**PROBLEM TO WORK ON**
Return all lines that include the string "Capture".

**SUPPLIED DATA**
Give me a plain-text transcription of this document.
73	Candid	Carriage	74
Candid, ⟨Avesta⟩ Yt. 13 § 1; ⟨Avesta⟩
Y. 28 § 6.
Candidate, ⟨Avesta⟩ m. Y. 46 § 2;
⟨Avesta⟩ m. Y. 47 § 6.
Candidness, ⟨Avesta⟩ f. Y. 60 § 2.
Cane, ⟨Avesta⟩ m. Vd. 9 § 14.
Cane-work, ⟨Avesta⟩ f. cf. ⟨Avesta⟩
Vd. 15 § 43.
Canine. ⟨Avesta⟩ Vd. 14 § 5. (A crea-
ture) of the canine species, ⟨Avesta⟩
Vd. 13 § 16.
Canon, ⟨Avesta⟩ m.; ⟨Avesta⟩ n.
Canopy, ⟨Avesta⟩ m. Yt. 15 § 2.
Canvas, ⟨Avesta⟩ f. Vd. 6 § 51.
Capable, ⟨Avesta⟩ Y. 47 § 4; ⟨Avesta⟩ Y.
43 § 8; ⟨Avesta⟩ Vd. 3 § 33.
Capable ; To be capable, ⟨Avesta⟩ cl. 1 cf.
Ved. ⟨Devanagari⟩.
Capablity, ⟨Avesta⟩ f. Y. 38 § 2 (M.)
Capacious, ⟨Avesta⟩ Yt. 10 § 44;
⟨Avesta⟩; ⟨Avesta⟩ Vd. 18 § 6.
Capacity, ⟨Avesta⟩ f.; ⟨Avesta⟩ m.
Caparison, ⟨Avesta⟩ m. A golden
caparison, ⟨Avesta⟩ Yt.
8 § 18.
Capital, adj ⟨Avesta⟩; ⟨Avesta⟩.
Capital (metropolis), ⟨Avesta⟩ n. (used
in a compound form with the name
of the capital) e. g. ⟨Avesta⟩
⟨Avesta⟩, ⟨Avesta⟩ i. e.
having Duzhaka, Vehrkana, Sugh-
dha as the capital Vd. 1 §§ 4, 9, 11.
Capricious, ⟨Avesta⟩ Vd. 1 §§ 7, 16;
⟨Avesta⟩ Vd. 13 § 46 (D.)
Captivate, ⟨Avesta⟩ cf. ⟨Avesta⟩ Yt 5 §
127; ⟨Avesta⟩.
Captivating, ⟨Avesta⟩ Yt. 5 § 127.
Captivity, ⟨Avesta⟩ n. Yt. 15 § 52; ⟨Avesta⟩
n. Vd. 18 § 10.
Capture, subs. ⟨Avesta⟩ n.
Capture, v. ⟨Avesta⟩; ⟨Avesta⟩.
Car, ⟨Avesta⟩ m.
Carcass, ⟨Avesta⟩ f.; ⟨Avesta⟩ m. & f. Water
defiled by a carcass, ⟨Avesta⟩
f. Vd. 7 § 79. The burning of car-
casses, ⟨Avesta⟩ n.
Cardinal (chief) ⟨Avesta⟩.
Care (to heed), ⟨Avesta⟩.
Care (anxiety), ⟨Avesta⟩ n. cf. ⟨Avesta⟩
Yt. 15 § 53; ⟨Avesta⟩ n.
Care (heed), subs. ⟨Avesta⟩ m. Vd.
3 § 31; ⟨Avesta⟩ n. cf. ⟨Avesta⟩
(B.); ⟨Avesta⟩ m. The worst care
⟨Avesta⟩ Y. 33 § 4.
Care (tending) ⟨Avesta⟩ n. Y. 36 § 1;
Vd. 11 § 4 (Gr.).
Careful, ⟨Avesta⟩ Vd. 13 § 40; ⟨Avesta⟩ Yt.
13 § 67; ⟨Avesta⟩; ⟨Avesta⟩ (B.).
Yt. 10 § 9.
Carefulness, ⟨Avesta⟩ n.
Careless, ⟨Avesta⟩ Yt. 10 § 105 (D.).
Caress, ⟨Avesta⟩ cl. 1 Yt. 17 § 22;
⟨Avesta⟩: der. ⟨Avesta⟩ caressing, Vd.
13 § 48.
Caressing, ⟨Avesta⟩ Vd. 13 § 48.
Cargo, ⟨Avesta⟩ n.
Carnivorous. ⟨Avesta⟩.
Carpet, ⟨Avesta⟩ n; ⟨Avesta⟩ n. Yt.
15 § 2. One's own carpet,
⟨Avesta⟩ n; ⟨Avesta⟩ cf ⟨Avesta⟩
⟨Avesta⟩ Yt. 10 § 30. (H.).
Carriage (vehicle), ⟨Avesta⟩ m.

**EXERCISE RESPONSE**
Capture, subs. ⟨Avesta⟩ n.
Capture, v. ⟨Avesta⟩; ⟨Avesta⟩.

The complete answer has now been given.